▶ _Challenge_
Your task is to reproduce the material exactly.
------------------------------------------------------------
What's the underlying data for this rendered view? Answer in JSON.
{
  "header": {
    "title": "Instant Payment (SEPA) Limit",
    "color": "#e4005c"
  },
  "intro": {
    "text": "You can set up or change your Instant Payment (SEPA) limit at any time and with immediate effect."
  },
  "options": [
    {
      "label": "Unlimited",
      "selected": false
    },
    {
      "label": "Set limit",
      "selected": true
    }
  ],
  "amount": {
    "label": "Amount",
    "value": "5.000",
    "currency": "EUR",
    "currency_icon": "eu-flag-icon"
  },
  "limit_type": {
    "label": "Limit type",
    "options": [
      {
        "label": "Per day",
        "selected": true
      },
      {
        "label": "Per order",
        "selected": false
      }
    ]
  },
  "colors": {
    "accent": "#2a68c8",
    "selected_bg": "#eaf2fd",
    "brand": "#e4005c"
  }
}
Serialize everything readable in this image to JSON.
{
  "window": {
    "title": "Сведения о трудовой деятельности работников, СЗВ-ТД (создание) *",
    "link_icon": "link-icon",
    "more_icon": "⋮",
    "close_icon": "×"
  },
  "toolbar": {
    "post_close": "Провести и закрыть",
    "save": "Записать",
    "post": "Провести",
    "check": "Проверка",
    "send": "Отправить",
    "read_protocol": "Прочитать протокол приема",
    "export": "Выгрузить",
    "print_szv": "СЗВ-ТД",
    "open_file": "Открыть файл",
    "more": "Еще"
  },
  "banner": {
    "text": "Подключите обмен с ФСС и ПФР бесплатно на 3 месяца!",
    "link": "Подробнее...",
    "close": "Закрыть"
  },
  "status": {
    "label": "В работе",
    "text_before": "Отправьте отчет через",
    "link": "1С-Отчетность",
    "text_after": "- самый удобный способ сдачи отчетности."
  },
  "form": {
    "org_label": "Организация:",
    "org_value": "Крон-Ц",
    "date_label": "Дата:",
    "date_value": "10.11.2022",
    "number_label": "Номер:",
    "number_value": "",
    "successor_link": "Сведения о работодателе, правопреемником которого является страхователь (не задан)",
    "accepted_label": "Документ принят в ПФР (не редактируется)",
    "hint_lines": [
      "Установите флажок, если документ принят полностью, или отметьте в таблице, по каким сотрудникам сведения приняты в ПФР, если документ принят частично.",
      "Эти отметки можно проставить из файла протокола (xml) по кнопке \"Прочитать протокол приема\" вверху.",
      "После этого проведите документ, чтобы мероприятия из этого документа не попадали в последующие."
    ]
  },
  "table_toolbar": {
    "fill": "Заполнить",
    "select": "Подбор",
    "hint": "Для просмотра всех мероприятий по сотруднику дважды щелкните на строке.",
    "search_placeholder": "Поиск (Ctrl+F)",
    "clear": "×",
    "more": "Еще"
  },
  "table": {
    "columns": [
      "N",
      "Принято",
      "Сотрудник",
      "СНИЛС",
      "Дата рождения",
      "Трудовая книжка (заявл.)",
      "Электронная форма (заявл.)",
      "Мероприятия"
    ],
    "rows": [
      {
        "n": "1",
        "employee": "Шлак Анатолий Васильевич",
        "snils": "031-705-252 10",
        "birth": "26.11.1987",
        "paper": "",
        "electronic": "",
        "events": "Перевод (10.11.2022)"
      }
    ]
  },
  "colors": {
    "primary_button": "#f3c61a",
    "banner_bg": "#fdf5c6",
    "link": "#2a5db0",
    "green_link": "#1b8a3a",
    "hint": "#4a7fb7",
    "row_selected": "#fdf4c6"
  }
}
------------------------------------------------------------
▶ _Solution below_
What's the underlying data for this rendered view? Answer in JSON.
{
  "header": {
    "title": "Instant Payment (SEPA) Limit",
    "color": "#e4005c"
  },
  "intro": {
    "text": "You can set up or change your Instant Payment (SEPA) limit at any time and with immediate effect."
  },
  "options": [
    {
      "label": "Unlimited",
      "selected": false
    },
    {
      "label": "Set limit",
      "selected": true
    }
  ],
  "amount": {
    "label": "Amount",
    "value": "5.000",
    "currency": "EUR",
    "currency_icon": "eu-flag-icon"
  },
  "limit_type": {
    "label": "Limit type",
    "options": [
      {
        "label": "Per day",
        "selected": true
      },
      {
        "label": "Per order",
        "selected": false
      }
    ]
  },
  "colors": {
    "accent": "#2a68c8",
    "selected_bg": "#eaf2fd",
    "brand": "#e4005c"
  }
}
Serialize everything readable in this image to JSON.
{
  "window": {
    "title": "Сведения о трудовой деятельности работников, СЗВ-ТД (создание) *",
    "link_icon": "link-icon",
    "more_icon": "⋮",
    "close_icon": "×"
  },
  "toolbar": {
    "post_close": "Провести и закрыть",
    "save": "Записать",
    "post": "Провести",
    "check": "Проверка",
    "send": "Отправить",
    "read_protocol": "Прочитать протокол приема",
    "export": "Выгрузить",
    "print_szv": "СЗВ-ТД",
    "open_file": "Открыть файл",
    "more": "Еще"
  },
  "banner": {
    "text": "Подключите обмен с ФСС и ПФР бесплатно на 3 месяца!",
    "link": "Подробнее...",
    "close": "Закрыть"
  },
  "status": {
    "label": "В работе",
    "text_before": "Отправьте отчет через",
    "link": "1С-Отчетность",
    "text_after": "- самый удобный способ сдачи отчетности."
  },
  "form": {
    "org_label": "Организация:",
    "org_value": "Крон-Ц",
    "date_label": "Дата:",
    "date_value": "10.11.2022",
    "number_label": "Номер:",
    "number_value": "",
    "successor_link": "Сведения о работодателе, правопреемником которого является страхователь (не задан)",
    "accepted_label": "Документ принят в ПФР (не редактируется)",
    "hint_lines": [
      "Установите флажок, если документ принят полностью, или отметьте в таблице, по каким сотрудникам сведения приняты в ПФР, если документ принят частично.",
      "Эти отметки можно проставить из файла протокола (xml) по кнопке \"Прочитать протокол приема\" вверху.",
      "После этого проведите документ, чтобы мероприятия из этого документа не попадали в последующие."
    ]
  },
  "table_toolbar": {
    "fill": "Заполнить",
    "select": "Подбор",
    "hint": "Для просмотра всех мероприятий по сотруднику дважды щелкните на строке.",
    "search_placeholder": "Поиск (Ctrl+F)",
    "clear": "×",
    "more": "Еще"
  },
  "table": {
    "columns": [
      "N",
      "Принято",
      "Сотрудник",
      "СНИЛС",
      "Дата рождения",
      "Трудовая книжка (заявл.)",
      "Электронная форма (заявл.)",
      "Мероприятия"
    ],
    "rows": [
      {
        "n": "1",
        "employee": "Шлак Анатолий Васильевич",
        "snils": "031-705-252 10",
        "birth": "26.11.1987",
        "paper": "",
        "electronic": "",
        "events": "Перевод (10.11.2022)"
      }
    ]
  },
  "colors": {
    "primary_button": "#f3c61a",
    "banner_bg": "#fdf5c6",
    "link": "#2a5db0",
    "green_link": "#1b8a3a",
    "hint": "#4a7fb7",
    "row_selected": "#fdf4c6"
  }
}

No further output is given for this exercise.